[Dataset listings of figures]

________________

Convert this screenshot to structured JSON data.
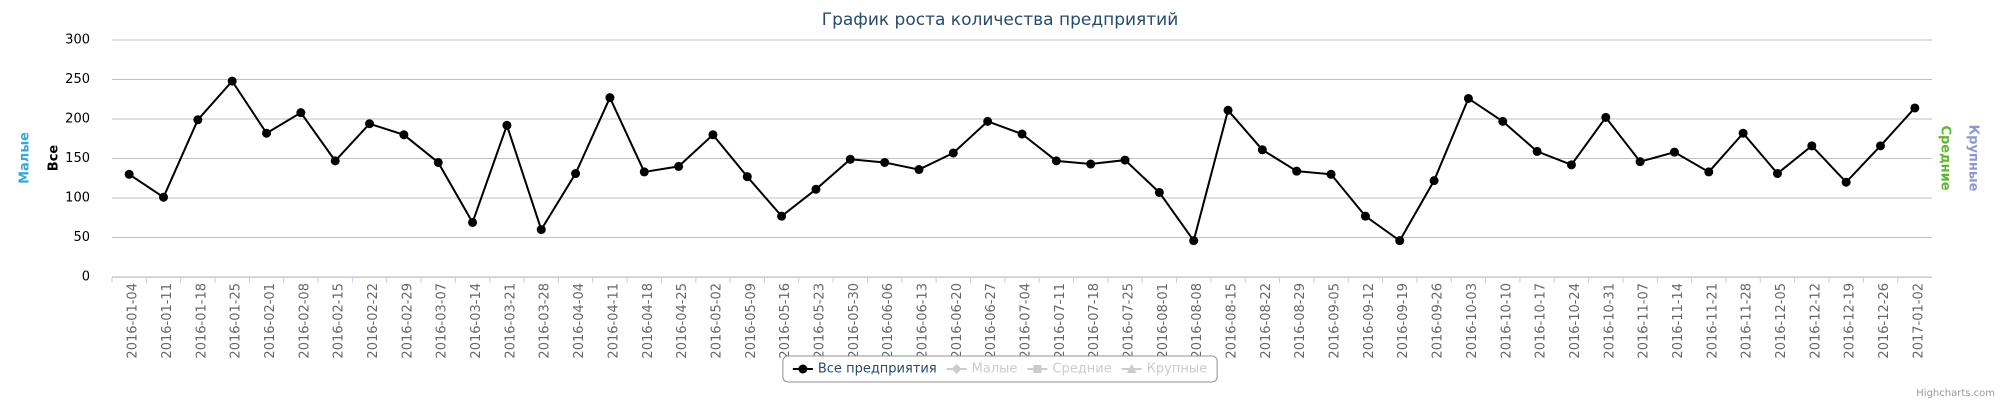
{
  "chart_data": {
    "type": "line",
    "title": "График роста количества предприятий",
    "categories": [
      "2016-01-04",
      "2016-01-11",
      "2016-01-18",
      "2016-01-25",
      "2016-02-01",
      "2016-02-08",
      "2016-02-15",
      "2016-02-22",
      "2016-02-29",
      "2016-03-07",
      "2016-03-14",
      "2016-03-21",
      "2016-03-28",
      "2016-04-04",
      "2016-04-11",
      "2016-04-18",
      "2016-04-25",
      "2016-05-02",
      "2016-05-09",
      "2016-05-16",
      "2016-05-23",
      "2016-05-30",
      "2016-06-06",
      "2016-06-13",
      "2016-06-20",
      "2016-06-27",
      "2016-07-04",
      "2016-07-11",
      "2016-07-18",
      "2016-07-25",
      "2016-08-01",
      "2016-08-08",
      "2016-08-15",
      "2016-08-22",
      "2016-08-29",
      "2016-09-05",
      "2016-09-12",
      "2016-09-19",
      "2016-09-26",
      "2016-10-03",
      "2016-10-10",
      "2016-10-17",
      "2016-10-24",
      "2016-10-31",
      "2016-11-07",
      "2016-11-14",
      "2016-11-21",
      "2016-11-28",
      "2016-12-05",
      "2016-12-12",
      "2016-12-19",
      "2016-12-26",
      "2017-01-02"
    ],
    "series": [
      {
        "name": "Все предприятия",
        "color": "#000000",
        "values": [
          130,
          101,
          199,
          248,
          182,
          208,
          147,
          194,
          180,
          145,
          69,
          192,
          60,
          131,
          227,
          133,
          140,
          180,
          127,
          77,
          111,
          149,
          145,
          136,
          157,
          197,
          181,
          147,
          143,
          148,
          107,
          46,
          211,
          161,
          134,
          130,
          77,
          46,
          122,
          226,
          197,
          159,
          142,
          202,
          146,
          158,
          133,
          182,
          131,
          166,
          120,
          166,
          214
        ]
      }
    ],
    "legend_inactive": [
      "Малые",
      "Средние",
      "Крупные"
    ],
    "left_axis_titles": [
      {
        "text": "Малые",
        "color": "#3aa7dc"
      },
      {
        "text": "Все",
        "color": "#000000"
      }
    ],
    "right_axis_titles": [
      {
        "text": "Средние",
        "color": "#5cb82e"
      },
      {
        "text": "Крупные",
        "color": "#8e97d4"
      }
    ],
    "ylim": [
      0,
      300
    ],
    "yticks": [
      0,
      50,
      100,
      150,
      200,
      250,
      300
    ],
    "grid": true,
    "credits": "Highcharts.com"
  }
}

________________

**Brief:**
In the material above, tally every line with the string "text" in it, then give that number alone.

**Task solution:**
4